How many lines in the data below contain the string "proteolysis", with case counting? Reply with the number only.
::::
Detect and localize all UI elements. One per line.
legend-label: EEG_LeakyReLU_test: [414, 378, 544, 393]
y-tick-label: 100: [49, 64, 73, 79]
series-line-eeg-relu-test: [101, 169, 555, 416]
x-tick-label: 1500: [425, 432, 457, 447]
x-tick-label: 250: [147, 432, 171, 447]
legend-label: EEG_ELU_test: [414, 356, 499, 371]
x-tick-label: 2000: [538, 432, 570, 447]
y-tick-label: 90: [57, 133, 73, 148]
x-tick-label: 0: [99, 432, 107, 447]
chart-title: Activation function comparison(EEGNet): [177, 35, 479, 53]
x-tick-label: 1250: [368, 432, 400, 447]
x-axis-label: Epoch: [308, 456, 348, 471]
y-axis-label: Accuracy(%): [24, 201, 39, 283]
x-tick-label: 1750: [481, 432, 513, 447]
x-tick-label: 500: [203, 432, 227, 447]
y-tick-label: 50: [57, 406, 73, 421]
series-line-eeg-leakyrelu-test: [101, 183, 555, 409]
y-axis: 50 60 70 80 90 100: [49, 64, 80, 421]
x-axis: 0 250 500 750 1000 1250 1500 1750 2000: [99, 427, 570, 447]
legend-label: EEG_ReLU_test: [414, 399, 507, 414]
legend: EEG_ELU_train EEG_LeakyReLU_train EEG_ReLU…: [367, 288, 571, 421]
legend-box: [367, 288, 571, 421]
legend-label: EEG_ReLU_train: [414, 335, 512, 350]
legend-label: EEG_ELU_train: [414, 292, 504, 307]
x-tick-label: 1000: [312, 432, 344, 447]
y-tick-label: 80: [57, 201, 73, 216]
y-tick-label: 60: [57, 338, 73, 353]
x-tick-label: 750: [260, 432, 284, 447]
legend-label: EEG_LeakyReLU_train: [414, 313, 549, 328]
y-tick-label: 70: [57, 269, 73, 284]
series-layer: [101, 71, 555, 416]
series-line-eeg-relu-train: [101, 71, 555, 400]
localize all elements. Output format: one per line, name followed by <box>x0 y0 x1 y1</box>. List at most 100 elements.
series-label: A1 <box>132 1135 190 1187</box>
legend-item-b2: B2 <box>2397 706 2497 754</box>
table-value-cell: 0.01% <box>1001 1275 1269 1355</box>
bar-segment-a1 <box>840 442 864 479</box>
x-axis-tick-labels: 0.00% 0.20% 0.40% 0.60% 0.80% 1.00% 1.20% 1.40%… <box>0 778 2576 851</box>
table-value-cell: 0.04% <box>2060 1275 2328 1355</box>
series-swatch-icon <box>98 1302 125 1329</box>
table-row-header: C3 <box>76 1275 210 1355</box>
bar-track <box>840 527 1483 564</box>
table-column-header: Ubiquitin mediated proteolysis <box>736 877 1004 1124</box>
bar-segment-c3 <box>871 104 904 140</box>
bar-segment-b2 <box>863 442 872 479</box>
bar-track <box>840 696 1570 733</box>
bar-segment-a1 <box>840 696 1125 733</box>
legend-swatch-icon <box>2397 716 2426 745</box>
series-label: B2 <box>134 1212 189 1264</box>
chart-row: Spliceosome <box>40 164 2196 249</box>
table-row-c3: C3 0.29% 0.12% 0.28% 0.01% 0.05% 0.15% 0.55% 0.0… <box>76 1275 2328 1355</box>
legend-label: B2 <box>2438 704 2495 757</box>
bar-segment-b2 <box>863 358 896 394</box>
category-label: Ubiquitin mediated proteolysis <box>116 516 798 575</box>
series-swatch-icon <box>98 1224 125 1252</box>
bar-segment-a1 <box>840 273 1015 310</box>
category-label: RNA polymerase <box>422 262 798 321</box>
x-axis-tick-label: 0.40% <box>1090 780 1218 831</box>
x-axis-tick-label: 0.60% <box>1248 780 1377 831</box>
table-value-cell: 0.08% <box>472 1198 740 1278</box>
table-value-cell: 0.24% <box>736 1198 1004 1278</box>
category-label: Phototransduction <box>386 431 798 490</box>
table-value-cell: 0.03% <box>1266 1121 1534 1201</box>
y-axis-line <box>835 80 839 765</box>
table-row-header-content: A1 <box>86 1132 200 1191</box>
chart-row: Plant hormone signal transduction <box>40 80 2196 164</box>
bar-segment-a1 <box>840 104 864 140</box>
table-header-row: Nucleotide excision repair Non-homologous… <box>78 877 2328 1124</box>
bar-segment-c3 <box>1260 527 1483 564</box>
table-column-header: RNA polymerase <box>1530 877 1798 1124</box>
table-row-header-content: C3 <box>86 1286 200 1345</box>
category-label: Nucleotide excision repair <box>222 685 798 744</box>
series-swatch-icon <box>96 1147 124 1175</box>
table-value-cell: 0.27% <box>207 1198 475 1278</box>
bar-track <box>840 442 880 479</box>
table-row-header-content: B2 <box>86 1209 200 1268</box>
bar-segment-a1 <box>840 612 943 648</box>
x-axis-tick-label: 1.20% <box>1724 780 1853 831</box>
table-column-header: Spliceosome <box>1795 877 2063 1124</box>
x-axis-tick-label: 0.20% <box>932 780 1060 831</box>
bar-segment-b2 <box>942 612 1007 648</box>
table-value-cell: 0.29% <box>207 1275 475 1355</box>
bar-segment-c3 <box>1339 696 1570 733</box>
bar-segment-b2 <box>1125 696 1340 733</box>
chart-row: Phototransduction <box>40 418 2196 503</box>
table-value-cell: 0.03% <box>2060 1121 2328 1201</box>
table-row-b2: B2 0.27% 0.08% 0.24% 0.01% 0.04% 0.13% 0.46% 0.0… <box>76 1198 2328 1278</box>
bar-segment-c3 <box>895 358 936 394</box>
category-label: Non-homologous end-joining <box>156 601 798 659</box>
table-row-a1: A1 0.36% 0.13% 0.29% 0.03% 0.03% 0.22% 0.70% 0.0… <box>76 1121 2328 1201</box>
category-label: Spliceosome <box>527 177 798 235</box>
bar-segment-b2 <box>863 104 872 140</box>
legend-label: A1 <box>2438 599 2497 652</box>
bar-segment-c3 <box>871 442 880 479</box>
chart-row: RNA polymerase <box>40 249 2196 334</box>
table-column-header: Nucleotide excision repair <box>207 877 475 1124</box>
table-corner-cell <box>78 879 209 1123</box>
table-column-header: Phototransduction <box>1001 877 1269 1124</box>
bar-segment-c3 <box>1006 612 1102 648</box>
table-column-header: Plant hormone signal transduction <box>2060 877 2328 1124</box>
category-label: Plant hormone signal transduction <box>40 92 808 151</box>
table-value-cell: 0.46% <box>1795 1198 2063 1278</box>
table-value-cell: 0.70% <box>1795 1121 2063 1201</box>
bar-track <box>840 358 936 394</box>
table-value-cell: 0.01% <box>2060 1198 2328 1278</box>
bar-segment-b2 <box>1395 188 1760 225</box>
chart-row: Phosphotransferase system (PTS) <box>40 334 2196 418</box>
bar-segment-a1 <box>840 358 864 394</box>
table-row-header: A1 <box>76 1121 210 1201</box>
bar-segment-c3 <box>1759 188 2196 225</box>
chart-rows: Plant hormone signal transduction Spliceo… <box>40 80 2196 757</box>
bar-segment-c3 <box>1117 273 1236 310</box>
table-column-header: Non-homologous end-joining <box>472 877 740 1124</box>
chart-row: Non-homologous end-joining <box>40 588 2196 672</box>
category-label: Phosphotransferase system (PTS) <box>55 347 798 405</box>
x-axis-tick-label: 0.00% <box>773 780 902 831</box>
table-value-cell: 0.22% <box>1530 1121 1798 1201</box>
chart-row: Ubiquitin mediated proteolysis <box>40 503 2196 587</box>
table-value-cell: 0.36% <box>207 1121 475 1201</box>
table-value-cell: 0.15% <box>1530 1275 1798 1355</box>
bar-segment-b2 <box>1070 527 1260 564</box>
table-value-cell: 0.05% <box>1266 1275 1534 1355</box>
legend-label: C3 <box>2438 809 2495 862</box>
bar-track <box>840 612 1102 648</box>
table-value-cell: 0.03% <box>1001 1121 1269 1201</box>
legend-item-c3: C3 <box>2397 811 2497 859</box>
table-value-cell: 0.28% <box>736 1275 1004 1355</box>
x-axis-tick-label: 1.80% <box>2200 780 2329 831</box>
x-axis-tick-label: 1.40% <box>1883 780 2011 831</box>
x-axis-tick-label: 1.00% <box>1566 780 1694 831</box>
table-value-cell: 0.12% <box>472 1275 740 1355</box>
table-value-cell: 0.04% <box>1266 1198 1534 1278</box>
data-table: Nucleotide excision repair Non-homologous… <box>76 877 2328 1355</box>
::::
Result of this exercise. 3